Copy out each line of the entries below without altering a single character.

◆ Material provided
* START *

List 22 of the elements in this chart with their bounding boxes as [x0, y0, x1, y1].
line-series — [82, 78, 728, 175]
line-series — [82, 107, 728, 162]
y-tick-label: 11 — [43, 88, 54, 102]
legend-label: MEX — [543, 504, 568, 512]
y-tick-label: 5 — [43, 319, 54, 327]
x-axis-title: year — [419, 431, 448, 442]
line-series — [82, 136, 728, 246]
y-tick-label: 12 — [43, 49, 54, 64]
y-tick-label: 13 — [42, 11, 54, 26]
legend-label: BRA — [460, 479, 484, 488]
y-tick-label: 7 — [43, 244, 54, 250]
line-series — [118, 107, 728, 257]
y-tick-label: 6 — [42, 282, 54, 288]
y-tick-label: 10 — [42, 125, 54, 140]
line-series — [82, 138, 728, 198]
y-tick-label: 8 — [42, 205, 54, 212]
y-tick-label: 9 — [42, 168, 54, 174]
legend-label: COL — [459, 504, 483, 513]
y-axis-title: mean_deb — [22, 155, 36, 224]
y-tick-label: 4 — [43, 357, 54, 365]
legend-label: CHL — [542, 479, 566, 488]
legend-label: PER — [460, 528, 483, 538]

* END *

◆ Correct response
List 22 of the elements in this chart with their bounding boxes as [x0, y0, x1, y1].
line-series — [82, 78, 728, 175]
line-series — [82, 107, 728, 162]
y-tick-label: 11 — [43, 88, 54, 102]
legend-label: MEX — [543, 504, 568, 512]
y-tick-label: 5 — [43, 319, 54, 327]
x-axis-title: year — [419, 431, 448, 442]
line-series — [82, 136, 728, 246]
y-tick-label: 12 — [43, 49, 54, 64]
y-tick-label: 13 — [42, 11, 54, 26]
legend-label: BRA — [460, 479, 484, 488]
y-tick-label: 7 — [43, 244, 54, 250]
line-series — [118, 107, 728, 257]
y-tick-label: 6 — [42, 282, 54, 288]
y-tick-label: 10 — [42, 125, 54, 140]
line-series — [82, 138, 728, 198]
y-tick-label: 8 — [42, 205, 54, 212]
y-tick-label: 9 — [42, 168, 54, 174]
legend-label: COL — [459, 504, 483, 513]
y-axis-title: mean_deb — [22, 155, 36, 224]
y-tick-label: 4 — [43, 357, 54, 365]
legend-label: CHL — [542, 479, 566, 488]
legend-label: PER — [460, 528, 483, 538]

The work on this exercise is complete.